If only you could just read these words back to yourself. Designing perfect software is NOT the case 90% of the time. 90% of the time the entire purpose of software is to facilitate business so if business says "prioritize speed over quality" then you shut up and do exactly that.

Imagine owning a bakery and telling the employee "we need more donuts faster, stop spending ages decorating every single donut like god damn Picasso, just do whatever and move onto the next one, customers are waiting" but instead the guy goes on a rant that nooooooooo only the perfect donuts should be sold, if the glazing isn't perfectly distributed it ruins the flavor profile, which is a real disgrace to the art of making donuts... bro this fast food, stfu and make the donuts faster, we have ten H-1B Donut Artists waiting if you don't like your role.

aa-jv an hour ago | parent [-]

Its an utter fallacy to state that you have to stop doing quality processes if you want to deliver software, rapidly.

Work to do
• A. From the discussion about software speed versus quality, pull out the stretch from "Imagine owning a" through "deliver software, rapidly.".
• B. Continue the discussion about software speed versus quality from the point where it stops.
The lines that follow are separate material with no connection to the discussion about software speed versus quality.

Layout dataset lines

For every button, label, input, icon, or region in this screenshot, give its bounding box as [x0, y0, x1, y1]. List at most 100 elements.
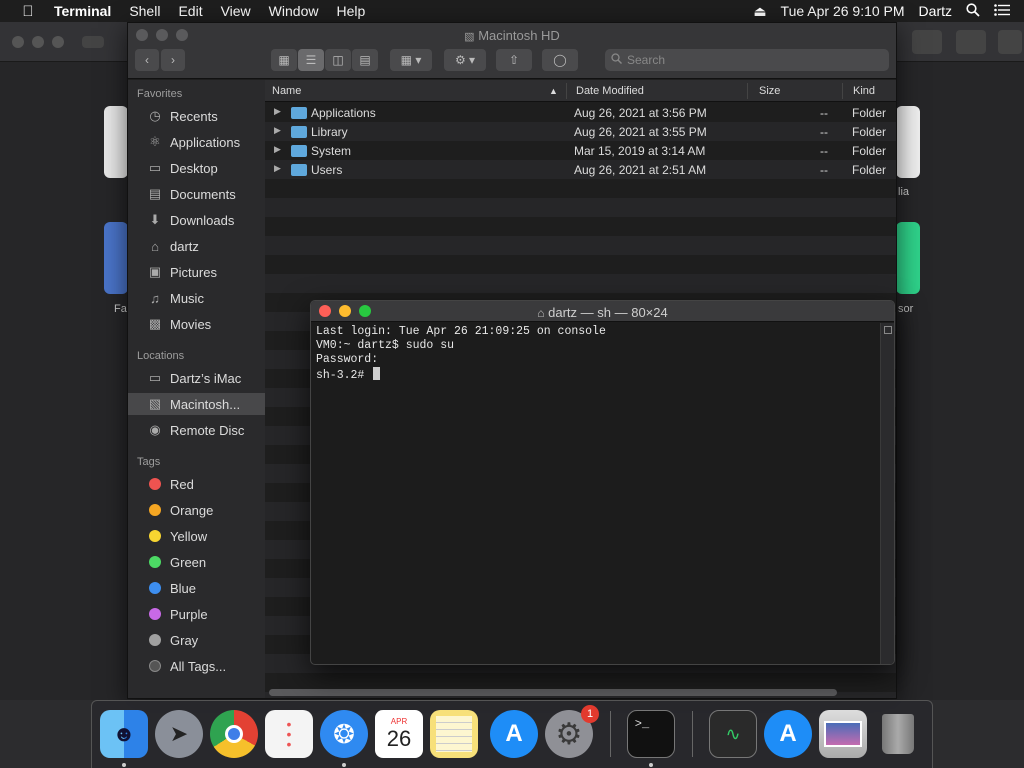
table-row[interactable]: ▶ Library Aug 26, 2021 at 3:55 PM -- Fol…	[265, 122, 896, 141]
dock-calendar[interactable]: APR 26	[375, 710, 423, 758]
sidebar-tag-green[interactable]: Green	[128, 551, 265, 573]
column-separator[interactable]	[842, 83, 843, 99]
column-header-name[interactable]: Name	[272, 85, 301, 97]
sidebar-item-applications[interactable]: ⚛ Applications	[128, 131, 265, 153]
column-header-date[interactable]: Date Modified	[576, 85, 644, 97]
terminal-scrollbar[interactable]	[880, 323, 894, 664]
background-tile[interactable]	[896, 106, 920, 178]
gallery-view-button[interactable]: ▤	[352, 49, 378, 71]
dock-safari[interactable]: ❂	[320, 710, 368, 758]
sidebar-item-macintosh-hd[interactable]: ▧ Macintosh...	[128, 393, 265, 415]
disclosure-triangle-icon[interactable]: ▶	[274, 106, 281, 117]
sidebar-item-label: Remote Disc	[170, 422, 245, 438]
sidebar-tag-gray[interactable]: Gray	[128, 629, 265, 651]
column-separator[interactable]	[747, 83, 748, 99]
sort-chevron-up-icon[interactable]: ▲	[549, 86, 558, 96]
spotlight-search-icon[interactable]	[966, 2, 980, 20]
column-header-size[interactable]: Size	[759, 85, 780, 97]
background-new-tab-button[interactable]	[998, 30, 1022, 54]
background-share-button[interactable]	[912, 30, 942, 54]
disk-icon: ▧	[464, 31, 475, 43]
table-row[interactable]: ▶ Applications Aug 26, 2021 at 3:56 PM -…	[265, 103, 896, 122]
sidebar-item-remote-disc[interactable]: ◉ Remote Disc	[128, 419, 265, 441]
sidebar-tag-yellow[interactable]: Yellow	[128, 525, 265, 547]
app-store-icon: A	[779, 720, 797, 747]
sidebar-all-tags[interactable]: All Tags...	[128, 655, 265, 677]
dock-launchpad[interactable]: ➤	[155, 710, 203, 758]
sidebar-item-imac[interactable]: ▭ Dartz’s iMac	[128, 367, 265, 389]
menu-window[interactable]: Window	[260, 3, 328, 19]
notification-center-icon[interactable]	[994, 3, 1010, 19]
table-row[interactable]: ▶ Users Aug 26, 2021 at 2:51 AM -- Folde…	[265, 160, 896, 179]
column-view-button[interactable]: ◫	[325, 49, 351, 71]
dock-preview[interactable]	[819, 710, 867, 758]
menu-edit[interactable]: Edit	[169, 3, 211, 19]
disclosure-triangle-icon[interactable]: ▶	[274, 125, 281, 136]
menu-help[interactable]: Help	[327, 3, 374, 19]
icon-view-button[interactable]: ▦	[271, 49, 297, 71]
disclosure-triangle-icon[interactable]: ▶	[274, 163, 281, 174]
tag-button[interactable]: ◯	[542, 49, 578, 71]
dock-terminal[interactable]: >_	[627, 710, 675, 758]
table-row[interactable]: ▶ System Mar 15, 2019 at 3:14 AM -- Fold…	[265, 141, 896, 160]
sidebar-tag-purple[interactable]: Purple	[128, 603, 265, 625]
finder-search-input[interactable]: Search	[605, 49, 889, 71]
sidebar-tag-blue[interactable]: Blue	[128, 577, 265, 599]
tag-color-dot	[149, 608, 161, 620]
file-date: Aug 26, 2021 at 3:56 PM	[574, 106, 707, 120]
eject-icon[interactable]: ⏏	[753, 3, 766, 20]
sidebar-item-desktop[interactable]: ▭ Desktop	[128, 157, 265, 179]
sidebar-item-pictures[interactable]: ▣ Pictures	[128, 261, 265, 283]
horizontal-scrollbar[interactable]	[269, 689, 837, 696]
sidebar-tag-orange[interactable]: Orange	[128, 499, 265, 521]
file-size: --	[820, 163, 828, 177]
background-zoom-button[interactable]	[52, 36, 64, 48]
menubar-user[interactable]: Dartz	[919, 3, 952, 19]
menu-app-terminal[interactable]: Terminal	[48, 3, 120, 19]
background-tabs-button[interactable]	[956, 30, 986, 54]
finder-title: ▧ Macintosh HD	[128, 28, 896, 43]
dock-finder[interactable]: ☻	[100, 710, 148, 758]
dock-chrome[interactable]	[210, 710, 258, 758]
file-size: --	[820, 144, 828, 158]
back-button[interactable]: ‹	[135, 49, 159, 71]
dock-app-store[interactable]: A	[490, 710, 538, 758]
group-by-button[interactable]: ▦ ▾	[390, 49, 432, 71]
scrollbar-square-icon[interactable]	[884, 326, 892, 334]
dock-app-store-download[interactable]: A	[764, 710, 812, 758]
dock-notes[interactable]	[430, 710, 478, 758]
action-gear-button[interactable]: ⚙ ▾	[444, 49, 486, 71]
dock-activity-monitor[interactable]: ∿	[709, 710, 757, 758]
sidebar-item-label: Red	[170, 476, 194, 492]
background-back-button[interactable]	[82, 36, 104, 48]
terminal-output[interactable]: Last login: Tue Apr 26 21:09:25 on conso…	[316, 325, 606, 383]
background-minimize-button[interactable]	[32, 36, 44, 48]
background-close-button[interactable]	[12, 36, 24, 48]
sidebar-item-recents[interactable]: ◷ Recents	[128, 105, 265, 127]
sidebar-item-downloads[interactable]: ⬇ Downloads	[128, 209, 265, 231]
list-view-button[interactable]: ☰	[298, 49, 324, 71]
sidebar-item-documents[interactable]: ▤ Documents	[128, 183, 265, 205]
background-tile[interactable]	[104, 106, 128, 178]
sidebar-item-music[interactable]: ♫ Music	[128, 287, 265, 309]
dock-system-preferences[interactable]: ⚙ 1	[545, 705, 599, 758]
dock-reminders[interactable]: • • •	[265, 710, 313, 758]
sidebar-tag-red[interactable]: Red	[128, 473, 265, 495]
disclosure-triangle-icon[interactable]: ▶	[274, 144, 281, 155]
rocket-icon: ➤	[169, 721, 189, 746]
file-date: Aug 26, 2021 at 3:55 PM	[574, 125, 707, 139]
sidebar-item-label: Movies	[170, 316, 212, 332]
forward-button[interactable]: ›	[161, 49, 185, 71]
column-header-kind[interactable]: Kind	[853, 85, 875, 97]
menu-shell[interactable]: Shell	[120, 3, 169, 19]
sidebar-item-movies[interactable]: ▩ Movies	[128, 313, 265, 335]
column-separator[interactable]	[566, 83, 567, 99]
menubar-clock[interactable]: Tue Apr 26 9:10 PM	[781, 3, 905, 19]
dock-trash[interactable]	[874, 710, 922, 758]
share-button[interactable]: ⇧	[496, 49, 532, 71]
apple-menu-icon[interactable]: 	[18, 3, 38, 20]
background-tile[interactable]	[104, 222, 128, 294]
sidebar-item-dartz[interactable]: ⌂ dartz	[128, 235, 265, 257]
background-tile[interactable]	[896, 222, 920, 294]
menu-view[interactable]: View	[212, 3, 260, 19]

Final answers
• A.
Imagine owning a bakery and telling the employee "we need more donuts faster, stop spending ages decorating every single donut like god damn Picasso, just do whatever and move onto the next one, customers are waiting" but instead the guy goes on a rant that nooooooooo only the perfect donuts should be sold, if the glazing isn't perfectly distributed it ruins the flavor profile, which is a real disgrace to the art of making donuts... bro this fast food, stfu and make the donuts faster, we have ten H-1B Donut Artists waiting if you don't like your role.

aa-jv an hour ago | parent [-]

Its an utter fallacy to state that you have to stop doing quality processes if you want to deliver software, rapidly.

• B.
Abandoning quality review steps only seems to be 'more efficient' if you're utterly crap at doing quality processes in the first place - but, the more you do them, the better you get at it, faster - so really you're just saying "people who are crap at doing quality-control processes on their software don't want to have to get better at doing quality-control processes, because it just slows them down" .. effectively ignoring the time wasted in bug triage and other user-unfriendly experiences that result from this lack of quality process, down the line...

So I don't buy your argument. I think you might just be crap at software quality processes and don't want to be reminded of it. Maybe you make donuts - some of us actually serve healthy software to our users.

And many of us do it just as quickly as the guy throwing pieces away that he doesn't know how to use, effectively. Albeit, with much higher quality results, naturally.